Exercise materials:
★ ★ ★ ★

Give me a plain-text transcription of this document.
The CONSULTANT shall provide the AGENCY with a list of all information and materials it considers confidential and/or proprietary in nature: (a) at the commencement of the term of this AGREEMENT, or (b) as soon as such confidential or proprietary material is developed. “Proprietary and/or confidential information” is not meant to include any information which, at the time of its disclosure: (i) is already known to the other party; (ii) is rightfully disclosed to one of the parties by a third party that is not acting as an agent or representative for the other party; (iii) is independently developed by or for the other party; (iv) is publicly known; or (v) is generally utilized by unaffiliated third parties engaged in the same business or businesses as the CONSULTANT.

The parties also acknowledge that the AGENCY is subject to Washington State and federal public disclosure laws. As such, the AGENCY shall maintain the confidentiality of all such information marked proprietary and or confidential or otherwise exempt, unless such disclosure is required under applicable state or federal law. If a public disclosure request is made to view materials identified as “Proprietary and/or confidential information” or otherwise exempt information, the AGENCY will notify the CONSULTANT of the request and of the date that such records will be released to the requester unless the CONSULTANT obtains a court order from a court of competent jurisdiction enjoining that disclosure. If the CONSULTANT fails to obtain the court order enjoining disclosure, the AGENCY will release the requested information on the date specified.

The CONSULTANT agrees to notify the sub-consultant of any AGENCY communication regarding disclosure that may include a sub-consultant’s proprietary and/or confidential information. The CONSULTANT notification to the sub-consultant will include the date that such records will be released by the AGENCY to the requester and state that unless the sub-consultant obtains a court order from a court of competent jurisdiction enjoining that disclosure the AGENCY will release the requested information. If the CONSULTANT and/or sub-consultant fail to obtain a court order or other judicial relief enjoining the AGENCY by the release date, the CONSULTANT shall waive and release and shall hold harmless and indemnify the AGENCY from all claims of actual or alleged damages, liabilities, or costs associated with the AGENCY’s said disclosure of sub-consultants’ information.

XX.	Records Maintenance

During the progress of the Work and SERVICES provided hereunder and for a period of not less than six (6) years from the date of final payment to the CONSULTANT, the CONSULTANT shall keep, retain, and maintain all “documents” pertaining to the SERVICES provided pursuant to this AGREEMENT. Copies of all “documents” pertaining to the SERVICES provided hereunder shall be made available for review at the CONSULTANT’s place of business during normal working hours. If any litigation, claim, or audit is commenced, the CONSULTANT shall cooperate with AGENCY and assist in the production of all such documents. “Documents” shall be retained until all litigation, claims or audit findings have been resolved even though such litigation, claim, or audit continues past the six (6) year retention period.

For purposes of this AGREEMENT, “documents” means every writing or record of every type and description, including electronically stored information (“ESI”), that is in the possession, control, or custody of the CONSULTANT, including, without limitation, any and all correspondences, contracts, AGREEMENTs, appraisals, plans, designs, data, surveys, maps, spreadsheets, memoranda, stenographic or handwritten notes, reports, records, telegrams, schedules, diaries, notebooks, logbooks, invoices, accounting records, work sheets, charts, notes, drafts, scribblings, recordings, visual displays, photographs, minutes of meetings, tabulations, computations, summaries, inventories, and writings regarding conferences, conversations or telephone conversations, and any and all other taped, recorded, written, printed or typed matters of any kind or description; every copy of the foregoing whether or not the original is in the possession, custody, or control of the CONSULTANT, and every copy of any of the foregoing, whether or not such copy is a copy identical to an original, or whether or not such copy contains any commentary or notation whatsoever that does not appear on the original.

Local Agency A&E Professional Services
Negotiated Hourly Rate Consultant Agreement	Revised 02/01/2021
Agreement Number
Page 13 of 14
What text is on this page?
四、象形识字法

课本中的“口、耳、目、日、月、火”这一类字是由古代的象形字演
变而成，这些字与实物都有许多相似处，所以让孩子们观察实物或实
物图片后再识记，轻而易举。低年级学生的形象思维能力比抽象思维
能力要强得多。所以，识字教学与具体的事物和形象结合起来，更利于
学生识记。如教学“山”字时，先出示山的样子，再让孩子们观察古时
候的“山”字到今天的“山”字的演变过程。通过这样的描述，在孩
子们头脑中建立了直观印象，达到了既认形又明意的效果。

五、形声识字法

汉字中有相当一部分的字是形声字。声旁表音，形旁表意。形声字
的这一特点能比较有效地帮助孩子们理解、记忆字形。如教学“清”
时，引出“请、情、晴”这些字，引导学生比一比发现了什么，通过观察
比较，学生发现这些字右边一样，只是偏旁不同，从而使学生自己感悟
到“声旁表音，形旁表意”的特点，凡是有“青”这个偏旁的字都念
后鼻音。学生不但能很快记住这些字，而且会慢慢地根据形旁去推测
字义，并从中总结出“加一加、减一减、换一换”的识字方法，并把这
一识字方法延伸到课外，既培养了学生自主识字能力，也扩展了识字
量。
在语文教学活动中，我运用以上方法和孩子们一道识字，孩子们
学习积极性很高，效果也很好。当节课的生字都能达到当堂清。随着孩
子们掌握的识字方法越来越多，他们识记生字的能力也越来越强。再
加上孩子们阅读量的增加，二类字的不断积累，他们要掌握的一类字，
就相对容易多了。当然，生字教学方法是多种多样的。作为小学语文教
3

★ ★ ★ ★

The exercise: Please restate the records in full, word for word.

Correct response:
Give me a plain-text transcription of this document.
The CONSULTANT shall provide the AGENCY with a list of all information and materials it considers confidential and/or proprietary in nature: (a) at the commencement of the term of this AGREEMENT, or (b) as soon as such confidential or proprietary material is developed. “Proprietary and/or confidential information” is not meant to include any information which, at the time of its disclosure: (i) is already known to the other party; (ii) is rightfully disclosed to one of the parties by a third party that is not acting as an agent or representative for the other party; (iii) is independently developed by or for the other party; (iv) is publicly known; or (v) is generally utilized by unaffiliated third parties engaged in the same business or businesses as the CONSULTANT.

The parties also acknowledge that the AGENCY is subject to Washington State and federal public disclosure laws. As such, the AGENCY shall maintain the confidentiality of all such information marked proprietary and or confidential or otherwise exempt, unless such disclosure is required under applicable state or federal law. If a public disclosure request is made to view materials identified as “Proprietary and/or confidential information” or otherwise exempt information, the AGENCY will notify the CONSULTANT of the request and of the date that such records will be released to the requester unless the CONSULTANT obtains a court order from a court of competent jurisdiction enjoining that disclosure. If the CONSULTANT fails to obtain the court order enjoining disclosure, the AGENCY will release the requested information on the date specified.

The CONSULTANT agrees to notify the sub-consultant of any AGENCY communication regarding disclosure that may include a sub-consultant’s proprietary and/or confidential information. The CONSULTANT notification to the sub-consultant will include the date that such records will be released by the AGENCY to the requester and state that unless the sub-consultant obtains a court order from a court of competent jurisdiction enjoining that disclosure the AGENCY will release the requested information. If the CONSULTANT and/or sub-consultant fail to obtain a court order or other judicial relief enjoining the AGENCY by the release date, the CONSULTANT shall waive and release and shall hold harmless and indemnify the AGENCY from all claims of actual or alleged damages, liabilities, or costs associated with the AGENCY’s said disclosure of sub-consultants’ information.

XX.	Records Maintenance

During the progress of the Work and SERVICES provided hereunder and for a period of not less than six (6) years from the date of final payment to the CONSULTANT, the CONSULTANT shall keep, retain, and maintain all “documents” pertaining to the SERVICES provided pursuant to this AGREEMENT. Copies of all “documents” pertaining to the SERVICES provided hereunder shall be made available for review at the CONSULTANT’s place of business during normal working hours. If any litigation, claim, or audit is commenced, the CONSULTANT shall cooperate with AGENCY and assist in the production of all such documents. “Documents” shall be retained until all litigation, claims or audit findings have been resolved even though such litigation, claim, or audit continues past the six (6) year retention period.

For purposes of this AGREEMENT, “documents” means every writing or record of every type and description, including electronically stored information (“ESI”), that is in the possession, control, or custody of the CONSULTANT, including, without limitation, any and all correspondences, contracts, AGREEMENTs, appraisals, plans, designs, data, surveys, maps, spreadsheets, memoranda, stenographic or handwritten notes, reports, records, telegrams, schedules, diaries, notebooks, logbooks, invoices, accounting records, work sheets, charts, notes, drafts, scribblings, recordings, visual displays, photographs, minutes of meetings, tabulations, computations, summaries, inventories, and writings regarding conferences, conversations or telephone conversations, and any and all other taped, recorded, written, printed or typed matters of any kind or description; every copy of the foregoing whether or not the original is in the possession, custody, or control of the CONSULTANT, and every copy of any of the foregoing, whether or not such copy is a copy identical to an original, or whether or not such copy contains any commentary or notation whatsoever that does not appear on the original.

Local Agency A&E Professional Services
Negotiated Hourly Rate Consultant Agreement	Revised 02/01/2021
Agreement Number
Page 13 of 14
What text is on this page?
四、象形识字法

课本中的“口、耳、目、日、月、火”这一类字是由古代的象形字演
变而成，这些字与实物都有许多相似处，所以让孩子们观察实物或实
物图片后再识记，轻而易举。低年级学生的形象思维能力比抽象思维
能力要强得多。所以，识字教学与具体的事物和形象结合起来，更利于
学生识记。如教学“山”字时，先出示山的样子，再让孩子们观察古时
候的“山”字到今天的“山”字的演变过程。通过这样的描述，在孩
子们头脑中建立了直观印象，达到了既认形又明意的效果。

五、形声识字法

汉字中有相当一部分的字是形声字。声旁表音，形旁表意。形声字
的这一特点能比较有效地帮助孩子们理解、记忆字形。如教学“清”
时，引出“请、情、晴”这些字，引导学生比一比发现了什么，通过观察
比较，学生发现这些字右边一样，只是偏旁不同，从而使学生自己感悟
到“声旁表音，形旁表意”的特点，凡是有“青”这个偏旁的字都念
后鼻音。学生不但能很快记住这些字，而且会慢慢地根据形旁去推测
字义，并从中总结出“加一加、减一减、换一换”的识字方法，并把这
一识字方法延伸到课外，既培养了学生自主识字能力，也扩展了识字
量。
在语文教学活动中，我运用以上方法和孩子们一道识字，孩子们
学习积极性很高，效果也很好。当节课的生字都能达到当堂清。随着孩
子们掌握的识字方法越来越多，他们识记生字的能力也越来越强。再
加上孩子们阅读量的增加，二类字的不断积累，他们要掌握的一类字，
就相对容易多了。当然，生字教学方法是多种多样的。作为小学语文教
3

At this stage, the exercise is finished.